─── EXERCISE INPUT
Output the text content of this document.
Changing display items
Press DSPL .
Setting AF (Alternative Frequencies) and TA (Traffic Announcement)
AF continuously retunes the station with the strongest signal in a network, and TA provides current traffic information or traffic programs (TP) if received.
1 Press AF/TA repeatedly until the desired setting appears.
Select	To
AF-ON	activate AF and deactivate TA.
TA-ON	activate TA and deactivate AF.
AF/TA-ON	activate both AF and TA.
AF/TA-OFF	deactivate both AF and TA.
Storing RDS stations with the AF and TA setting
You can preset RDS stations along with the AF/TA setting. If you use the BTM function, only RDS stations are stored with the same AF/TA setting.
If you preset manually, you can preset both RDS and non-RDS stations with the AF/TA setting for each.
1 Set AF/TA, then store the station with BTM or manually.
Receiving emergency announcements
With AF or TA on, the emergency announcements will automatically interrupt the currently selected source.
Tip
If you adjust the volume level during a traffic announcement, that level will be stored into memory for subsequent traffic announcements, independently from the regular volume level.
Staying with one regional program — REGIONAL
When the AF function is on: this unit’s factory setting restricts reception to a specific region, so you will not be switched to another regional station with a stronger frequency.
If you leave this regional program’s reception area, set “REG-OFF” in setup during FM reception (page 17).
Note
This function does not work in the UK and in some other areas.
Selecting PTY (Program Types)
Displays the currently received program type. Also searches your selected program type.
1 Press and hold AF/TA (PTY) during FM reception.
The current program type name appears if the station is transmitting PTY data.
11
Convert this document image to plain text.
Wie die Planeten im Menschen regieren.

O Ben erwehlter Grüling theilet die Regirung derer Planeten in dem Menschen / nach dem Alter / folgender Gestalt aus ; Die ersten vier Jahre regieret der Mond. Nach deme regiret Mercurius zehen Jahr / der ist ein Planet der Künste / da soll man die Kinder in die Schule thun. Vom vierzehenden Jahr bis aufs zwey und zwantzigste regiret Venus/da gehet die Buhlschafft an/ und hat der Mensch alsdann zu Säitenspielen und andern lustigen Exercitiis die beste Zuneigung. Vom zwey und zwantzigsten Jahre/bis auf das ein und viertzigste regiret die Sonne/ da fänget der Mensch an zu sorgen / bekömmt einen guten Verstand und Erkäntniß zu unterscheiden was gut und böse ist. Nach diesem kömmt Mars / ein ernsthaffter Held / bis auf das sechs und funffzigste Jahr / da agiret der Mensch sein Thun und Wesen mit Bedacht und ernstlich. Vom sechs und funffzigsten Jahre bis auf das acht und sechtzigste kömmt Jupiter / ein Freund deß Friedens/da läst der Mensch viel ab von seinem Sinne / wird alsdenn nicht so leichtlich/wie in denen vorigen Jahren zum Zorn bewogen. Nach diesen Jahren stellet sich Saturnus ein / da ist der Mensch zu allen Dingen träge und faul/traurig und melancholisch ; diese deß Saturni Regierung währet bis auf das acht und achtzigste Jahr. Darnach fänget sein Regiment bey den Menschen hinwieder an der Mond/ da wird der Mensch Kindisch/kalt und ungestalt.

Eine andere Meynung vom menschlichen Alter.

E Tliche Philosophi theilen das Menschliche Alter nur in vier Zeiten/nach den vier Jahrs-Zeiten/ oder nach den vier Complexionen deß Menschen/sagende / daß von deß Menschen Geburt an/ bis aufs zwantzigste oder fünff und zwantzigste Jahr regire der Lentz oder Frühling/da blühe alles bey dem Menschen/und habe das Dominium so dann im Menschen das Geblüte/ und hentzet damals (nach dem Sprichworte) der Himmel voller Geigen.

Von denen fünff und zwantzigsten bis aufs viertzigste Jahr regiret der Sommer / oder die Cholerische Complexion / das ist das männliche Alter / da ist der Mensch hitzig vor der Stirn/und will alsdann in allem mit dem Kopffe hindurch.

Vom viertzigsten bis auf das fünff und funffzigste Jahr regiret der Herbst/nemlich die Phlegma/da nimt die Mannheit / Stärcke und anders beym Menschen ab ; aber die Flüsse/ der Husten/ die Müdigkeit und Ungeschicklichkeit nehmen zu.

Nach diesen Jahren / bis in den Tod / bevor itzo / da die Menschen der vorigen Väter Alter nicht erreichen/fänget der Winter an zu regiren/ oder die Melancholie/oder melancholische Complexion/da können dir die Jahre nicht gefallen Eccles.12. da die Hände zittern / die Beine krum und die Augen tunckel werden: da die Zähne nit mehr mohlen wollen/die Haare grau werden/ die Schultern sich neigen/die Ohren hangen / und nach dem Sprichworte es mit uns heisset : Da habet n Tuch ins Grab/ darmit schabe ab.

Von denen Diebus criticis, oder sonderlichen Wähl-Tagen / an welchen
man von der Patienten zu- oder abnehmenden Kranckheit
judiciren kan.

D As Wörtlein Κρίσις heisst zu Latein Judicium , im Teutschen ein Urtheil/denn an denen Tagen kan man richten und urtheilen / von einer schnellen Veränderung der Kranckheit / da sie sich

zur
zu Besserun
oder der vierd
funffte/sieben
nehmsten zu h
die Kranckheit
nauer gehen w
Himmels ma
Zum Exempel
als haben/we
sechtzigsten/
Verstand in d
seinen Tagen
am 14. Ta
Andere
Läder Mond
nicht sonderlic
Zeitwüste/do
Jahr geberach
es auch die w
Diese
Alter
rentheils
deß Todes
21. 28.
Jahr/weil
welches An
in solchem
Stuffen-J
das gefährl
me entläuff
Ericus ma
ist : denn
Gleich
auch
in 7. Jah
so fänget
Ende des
──────
_GIVEN EXERCISE_: All the data must be duplicated exactly, with nothing added or removed.

_RESULT_:
Output the text content of this document.
Changing display items
Press DSPL .
Setting AF (Alternative Frequencies) and TA (Traffic Announcement)
AF continuously retunes the station with the strongest signal in a network, and TA provides current traffic information or traffic programs (TP) if received.
1 Press AF/TA repeatedly until the desired setting appears.
Select	To
AF-ON	activate AF and deactivate TA.
TA-ON	activate TA and deactivate AF.
AF/TA-ON	activate both AF and TA.
AF/TA-OFF	deactivate both AF and TA.
Storing RDS stations with the AF and TA setting
You can preset RDS stations along with the AF/TA setting. If you use the BTM function, only RDS stations are stored with the same AF/TA setting.
If you preset manually, you can preset both RDS and non-RDS stations with the AF/TA setting for each.
1 Set AF/TA, then store the station with BTM or manually.
Receiving emergency announcements
With AF or TA on, the emergency announcements will automatically interrupt the currently selected source.
Tip
If you adjust the volume level during a traffic announcement, that level will be stored into memory for subsequent traffic announcements, independently from the regular volume level.
Staying with one regional program — REGIONAL
When the AF function is on: this unit’s factory setting restricts reception to a specific region, so you will not be switched to another regional station with a stronger frequency.
If you leave this regional program’s reception area, set “REG-OFF” in setup during FM reception (page 17).
Note
This function does not work in the UK and in some other areas.
Selecting PTY (Program Types)
Displays the currently received program type. Also searches your selected program type.
1 Press and hold AF/TA (PTY) during FM reception.
The current program type name appears if the station is transmitting PTY data.
11
Convert this document image to plain text.
Wie die Planeten im Menschen regieren.

O Ben erwehlter Grüling theilet die Regirung derer Planeten in dem Menschen / nach dem Alter / folgender Gestalt aus ; Die ersten vier Jahre regieret der Mond. Nach deme regiret Mercurius zehen Jahr / der ist ein Planet der Künste / da soll man die Kinder in die Schule thun. Vom vierzehenden Jahr bis aufs zwey und zwantzigste regiret Venus/da gehet die Buhlschafft an/ und hat der Mensch alsdann zu Säitenspielen und andern lustigen Exercitiis die beste Zuneigung. Vom zwey und zwantzigsten Jahre/bis auf das ein und viertzigste regiret die Sonne/ da fänget der Mensch an zu sorgen / bekömmt einen guten Verstand und Erkäntniß zu unterscheiden was gut und böse ist. Nach diesem kömmt Mars / ein ernsthaffter Held / bis auf das sechs und funffzigste Jahr / da agiret der Mensch sein Thun und Wesen mit Bedacht und ernstlich. Vom sechs und funffzigsten Jahre bis auf das acht und sechtzigste kömmt Jupiter / ein Freund deß Friedens/da läst der Mensch viel ab von seinem Sinne / wird alsdenn nicht so leichtlich/wie in denen vorigen Jahren zum Zorn bewogen. Nach diesen Jahren stellet sich Saturnus ein / da ist der Mensch zu allen Dingen träge und faul/traurig und melancholisch ; diese deß Saturni Regierung währet bis auf das acht und achtzigste Jahr. Darnach fänget sein Regiment bey den Menschen hinwieder an der Mond/ da wird der Mensch Kindisch/kalt und ungestalt.

Eine andere Meynung vom menschlichen Alter.

E Tliche Philosophi theilen das Menschliche Alter nur in vier Zeiten/nach den vier Jahrs-Zeiten/ oder nach den vier Complexionen deß Menschen/sagende / daß von deß Menschen Geburt an/ bis aufs zwantzigste oder fünff und zwantzigste Jahr regire der Lentz oder Frühling/da blühe alles bey dem Menschen/und habe das Dominium so dann im Menschen das Geblüte/ und hentzet damals (nach dem Sprichworte) der Himmel voller Geigen.

Von denen fünff und zwantzigsten bis aufs viertzigste Jahr regiret der Sommer / oder die Cholerische Complexion / das ist das männliche Alter / da ist der Mensch hitzig vor der Stirn/und will alsdann in allem mit dem Kopffe hindurch.

Vom viertzigsten bis auf das fünff und funffzigste Jahr regiret der Herbst/nemlich die Phlegma/da nimt die Mannheit / Stärcke und anders beym Menschen ab ; aber die Flüsse/ der Husten/ die Müdigkeit und Ungeschicklichkeit nehmen zu.

Nach diesen Jahren / bis in den Tod / bevor itzo / da die Menschen der vorigen Väter Alter nicht erreichen/fänget der Winter an zu regiren/ oder die Melancholie/oder melancholische Complexion/da können dir die Jahre nicht gefallen Eccles.12. da die Hände zittern / die Beine krum und die Augen tunckel werden: da die Zähne nit mehr mohlen wollen/die Haare grau werden/ die Schultern sich neigen/die Ohren hangen / und nach dem Sprichworte es mit uns heisset : Da habet n Tuch ins Grab/ darmit schabe ab.

Von denen Diebus criticis, oder sonderlichen Wähl-Tagen / an welchen
man von der Patienten zu- oder abnehmenden Kranckheit
judiciren kan.

D As Wörtlein Κρίσις heisst zu Latein Judicium , im Teutschen ein Urtheil/denn an denen Tagen kan man richten und urtheilen / von einer schnellen Veränderung der Kranckheit / da sie sich

zur
zu Besserun
oder der vierd
funffte/sieben
nehmsten zu h
die Kranckheit
nauer gehen w
Himmels ma
Zum Exempel
als haben/we
sechtzigsten/
Verstand in d
seinen Tagen
am 14. Ta
Andere
Läder Mond
nicht sonderlic
Zeitwüste/do
Jahr geberach
es auch die w
Diese
Alter
rentheils
deß Todes
21. 28.
Jahr/weil
welches An
in solchem
Stuffen-J
das gefährl
me entläuff
Ericus ma
ist : denn
Gleich
auch
in 7. Jah
so fänget
Ende des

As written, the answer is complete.